_RECORDS TO USE_.
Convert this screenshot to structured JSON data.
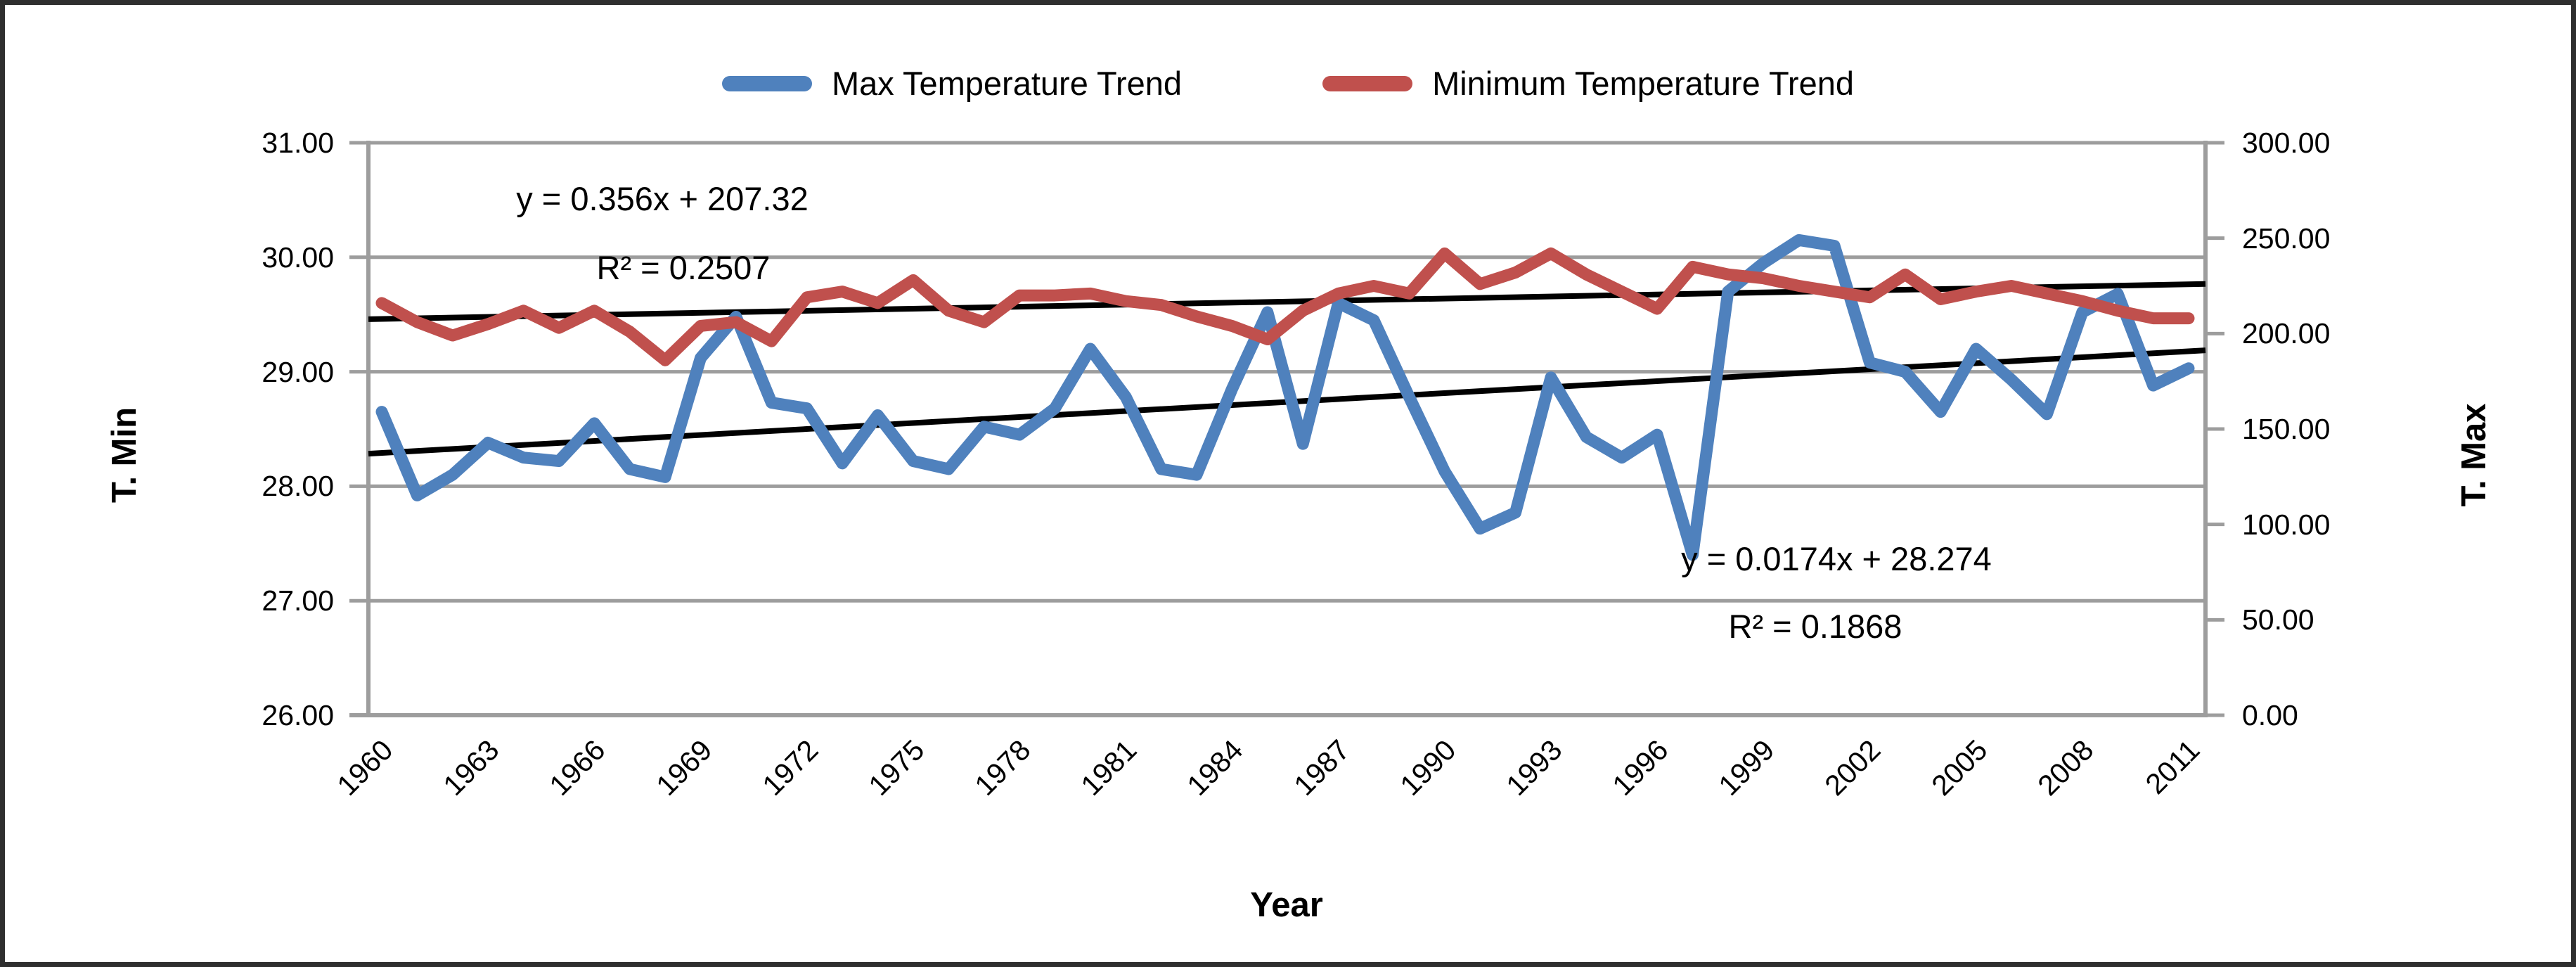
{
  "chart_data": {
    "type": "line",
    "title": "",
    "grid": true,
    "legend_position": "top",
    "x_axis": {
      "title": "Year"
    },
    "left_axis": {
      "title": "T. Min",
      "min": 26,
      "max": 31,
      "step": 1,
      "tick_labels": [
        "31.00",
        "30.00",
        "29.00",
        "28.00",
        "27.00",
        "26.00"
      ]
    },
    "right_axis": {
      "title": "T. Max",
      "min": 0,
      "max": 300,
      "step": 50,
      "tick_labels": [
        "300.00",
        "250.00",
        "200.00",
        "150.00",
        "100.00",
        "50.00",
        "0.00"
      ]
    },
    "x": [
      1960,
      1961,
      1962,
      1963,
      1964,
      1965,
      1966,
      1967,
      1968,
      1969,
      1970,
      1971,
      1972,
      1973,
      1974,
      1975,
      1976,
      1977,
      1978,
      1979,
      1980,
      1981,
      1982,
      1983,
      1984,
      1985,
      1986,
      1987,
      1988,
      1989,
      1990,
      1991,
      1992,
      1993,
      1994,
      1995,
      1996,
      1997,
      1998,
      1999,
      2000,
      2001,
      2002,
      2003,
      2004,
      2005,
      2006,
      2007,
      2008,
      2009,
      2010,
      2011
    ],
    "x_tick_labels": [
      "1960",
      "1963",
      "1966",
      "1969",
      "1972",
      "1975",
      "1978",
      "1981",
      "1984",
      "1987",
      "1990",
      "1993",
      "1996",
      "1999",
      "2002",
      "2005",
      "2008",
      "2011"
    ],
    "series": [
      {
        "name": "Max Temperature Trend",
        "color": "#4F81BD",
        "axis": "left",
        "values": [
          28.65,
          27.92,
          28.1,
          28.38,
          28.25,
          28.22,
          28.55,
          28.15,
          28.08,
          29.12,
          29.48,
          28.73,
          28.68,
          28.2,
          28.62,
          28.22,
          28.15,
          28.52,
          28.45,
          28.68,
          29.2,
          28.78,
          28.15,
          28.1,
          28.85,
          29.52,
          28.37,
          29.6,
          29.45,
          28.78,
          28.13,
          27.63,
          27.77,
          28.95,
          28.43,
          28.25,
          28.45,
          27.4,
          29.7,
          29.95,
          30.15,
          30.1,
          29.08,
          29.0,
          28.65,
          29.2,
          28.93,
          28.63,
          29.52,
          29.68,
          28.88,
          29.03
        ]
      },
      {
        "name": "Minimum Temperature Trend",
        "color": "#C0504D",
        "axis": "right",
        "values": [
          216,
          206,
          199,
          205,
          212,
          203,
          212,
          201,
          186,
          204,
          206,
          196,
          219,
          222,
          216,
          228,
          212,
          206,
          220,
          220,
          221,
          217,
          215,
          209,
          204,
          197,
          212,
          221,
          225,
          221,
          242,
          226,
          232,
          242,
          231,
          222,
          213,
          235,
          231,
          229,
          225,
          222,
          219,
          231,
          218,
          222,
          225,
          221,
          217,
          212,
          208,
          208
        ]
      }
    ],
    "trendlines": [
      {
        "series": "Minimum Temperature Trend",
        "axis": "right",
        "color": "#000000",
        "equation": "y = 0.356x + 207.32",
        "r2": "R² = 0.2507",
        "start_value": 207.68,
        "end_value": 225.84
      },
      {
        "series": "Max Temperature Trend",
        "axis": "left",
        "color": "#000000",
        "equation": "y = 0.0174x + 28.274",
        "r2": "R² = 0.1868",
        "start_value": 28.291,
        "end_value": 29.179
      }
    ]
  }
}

_TASK INSTRUCTIONS_.
Please transcribe the material above exactly as written. Leave the pictures out.

_ANSWER TO THE PROBLEM_.
Convert this screenshot to structured JSON data.
{
  "chart_data": {
    "type": "line",
    "title": "",
    "grid": true,
    "legend_position": "top",
    "x_axis": {
      "title": "Year"
    },
    "left_axis": {
      "title": "T. Min",
      "min": 26,
      "max": 31,
      "step": 1,
      "tick_labels": [
        "31.00",
        "30.00",
        "29.00",
        "28.00",
        "27.00",
        "26.00"
      ]
    },
    "right_axis": {
      "title": "T. Max",
      "min": 0,
      "max": 300,
      "step": 50,
      "tick_labels": [
        "300.00",
        "250.00",
        "200.00",
        "150.00",
        "100.00",
        "50.00",
        "0.00"
      ]
    },
    "x": [
      1960,
      1961,
      1962,
      1963,
      1964,
      1965,
      1966,
      1967,
      1968,
      1969,
      1970,
      1971,
      1972,
      1973,
      1974,
      1975,
      1976,
      1977,
      1978,
      1979,
      1980,
      1981,
      1982,
      1983,
      1984,
      1985,
      1986,
      1987,
      1988,
      1989,
      1990,
      1991,
      1992,
      1993,
      1994,
      1995,
      1996,
      1997,
      1998,
      1999,
      2000,
      2001,
      2002,
      2003,
      2004,
      2005,
      2006,
      2007,
      2008,
      2009,
      2010,
      2011
    ],
    "x_tick_labels": [
      "1960",
      "1963",
      "1966",
      "1969",
      "1972",
      "1975",
      "1978",
      "1981",
      "1984",
      "1987",
      "1990",
      "1993",
      "1996",
      "1999",
      "2002",
      "2005",
      "2008",
      "2011"
    ],
    "series": [
      {
        "name": "Max Temperature Trend",
        "color": "#4F81BD",
        "axis": "left",
        "values": [
          28.65,
          27.92,
          28.1,
          28.38,
          28.25,
          28.22,
          28.55,
          28.15,
          28.08,
          29.12,
          29.48,
          28.73,
          28.68,
          28.2,
          28.62,
          28.22,
          28.15,
          28.52,
          28.45,
          28.68,
          29.2,
          28.78,
          28.15,
          28.1,
          28.85,
          29.52,
          28.37,
          29.6,
          29.45,
          28.78,
          28.13,
          27.63,
          27.77,
          28.95,
          28.43,
          28.25,
          28.45,
          27.4,
          29.7,
          29.95,
          30.15,
          30.1,
          29.08,
          29.0,
          28.65,
          29.2,
          28.93,
          28.63,
          29.52,
          29.68,
          28.88,
          29.03
        ]
      },
      {
        "name": "Minimum Temperature Trend",
        "color": "#C0504D",
        "axis": "right",
        "values": [
          216,
          206,
          199,
          205,
          212,
          203,
          212,
          201,
          186,
          204,
          206,
          196,
          219,
          222,
          216,
          228,
          212,
          206,
          220,
          220,
          221,
          217,
          215,
          209,
          204,
          197,
          212,
          221,
          225,
          221,
          242,
          226,
          232,
          242,
          231,
          222,
          213,
          235,
          231,
          229,
          225,
          222,
          219,
          231,
          218,
          222,
          225,
          221,
          217,
          212,
          208,
          208
        ]
      }
    ],
    "trendlines": [
      {
        "series": "Minimum Temperature Trend",
        "axis": "right",
        "color": "#000000",
        "equation": "y = 0.356x + 207.32",
        "r2": "R² = 0.2507",
        "start_value": 207.68,
        "end_value": 225.84
      },
      {
        "series": "Max Temperature Trend",
        "axis": "left",
        "color": "#000000",
        "equation": "y = 0.0174x + 28.274",
        "r2": "R² = 0.1868",
        "start_value": 28.291,
        "end_value": 29.179
      }
    ]
  }
}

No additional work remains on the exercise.